**To be done**
Write out the entries below once more, exactly.

**Data rows**
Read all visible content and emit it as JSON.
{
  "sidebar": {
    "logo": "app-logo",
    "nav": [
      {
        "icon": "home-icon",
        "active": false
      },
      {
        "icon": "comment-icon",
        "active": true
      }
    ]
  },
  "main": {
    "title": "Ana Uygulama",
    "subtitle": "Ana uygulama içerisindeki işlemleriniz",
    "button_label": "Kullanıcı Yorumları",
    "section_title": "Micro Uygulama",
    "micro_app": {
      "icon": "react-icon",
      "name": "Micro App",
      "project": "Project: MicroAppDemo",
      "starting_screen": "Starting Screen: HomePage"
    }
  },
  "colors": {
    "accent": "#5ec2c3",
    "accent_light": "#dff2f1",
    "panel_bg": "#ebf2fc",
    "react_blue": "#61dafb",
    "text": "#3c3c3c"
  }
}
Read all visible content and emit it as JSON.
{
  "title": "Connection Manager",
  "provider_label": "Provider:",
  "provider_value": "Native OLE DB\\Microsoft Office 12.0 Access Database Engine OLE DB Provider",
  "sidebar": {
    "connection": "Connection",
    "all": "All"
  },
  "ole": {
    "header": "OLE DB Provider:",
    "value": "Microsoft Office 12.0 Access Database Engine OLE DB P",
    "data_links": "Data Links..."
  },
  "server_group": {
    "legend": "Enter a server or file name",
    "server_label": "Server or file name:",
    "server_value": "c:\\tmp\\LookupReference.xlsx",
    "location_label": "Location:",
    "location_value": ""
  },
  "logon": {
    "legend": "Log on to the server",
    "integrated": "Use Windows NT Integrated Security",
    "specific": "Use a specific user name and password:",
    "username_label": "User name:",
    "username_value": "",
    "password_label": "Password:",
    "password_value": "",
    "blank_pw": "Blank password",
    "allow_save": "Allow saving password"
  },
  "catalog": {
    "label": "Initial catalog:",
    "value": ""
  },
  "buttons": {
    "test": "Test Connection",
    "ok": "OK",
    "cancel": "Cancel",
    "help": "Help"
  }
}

**The completed task**
Read all visible content and emit it as JSON.
{
  "sidebar": {
    "logo": "app-logo",
    "nav": [
      {
        "icon": "home-icon",
        "active": false
      },
      {
        "icon": "comment-icon",
        "active": true
      }
    ]
  },
  "main": {
    "title": "Ana Uygulama",
    "subtitle": "Ana uygulama içerisindeki işlemleriniz",
    "button_label": "Kullanıcı Yorumları",
    "section_title": "Micro Uygulama",
    "micro_app": {
      "icon": "react-icon",
      "name": "Micro App",
      "project": "Project: MicroAppDemo",
      "starting_screen": "Starting Screen: HomePage"
    }
  },
  "colors": {
    "accent": "#5ec2c3",
    "accent_light": "#dff2f1",
    "panel_bg": "#ebf2fc",
    "react_blue": "#61dafb",
    "text": "#3c3c3c"
  }
}
Read all visible content and emit it as JSON.
{
  "title": "Connection Manager",
  "provider_label": "Provider:",
  "provider_value": "Native OLE DB\\Microsoft Office 12.0 Access Database Engine OLE DB Provider",
  "sidebar": {
    "connection": "Connection",
    "all": "All"
  },
  "ole": {
    "header": "OLE DB Provider:",
    "value": "Microsoft Office 12.0 Access Database Engine OLE DB P",
    "data_links": "Data Links..."
  },
  "server_group": {
    "legend": "Enter a server or file name",
    "server_label": "Server or file name:",
    "server_value": "c:\\tmp\\LookupReference.xlsx",
    "location_label": "Location:",
    "location_value": ""
  },
  "logon": {
    "legend": "Log on to the server",
    "integrated": "Use Windows NT Integrated Security",
    "specific": "Use a specific user name and password:",
    "username_label": "User name:",
    "username_value": "",
    "password_label": "Password:",
    "password_value": "",
    "blank_pw": "Blank password",
    "allow_save": "Allow saving password"
  },
  "catalog": {
    "label": "Initial catalog:",
    "value": ""
  },
  "buttons": {
    "test": "Test Connection",
    "ok": "OK",
    "cancel": "Cancel",
    "help": "Help"
  }
}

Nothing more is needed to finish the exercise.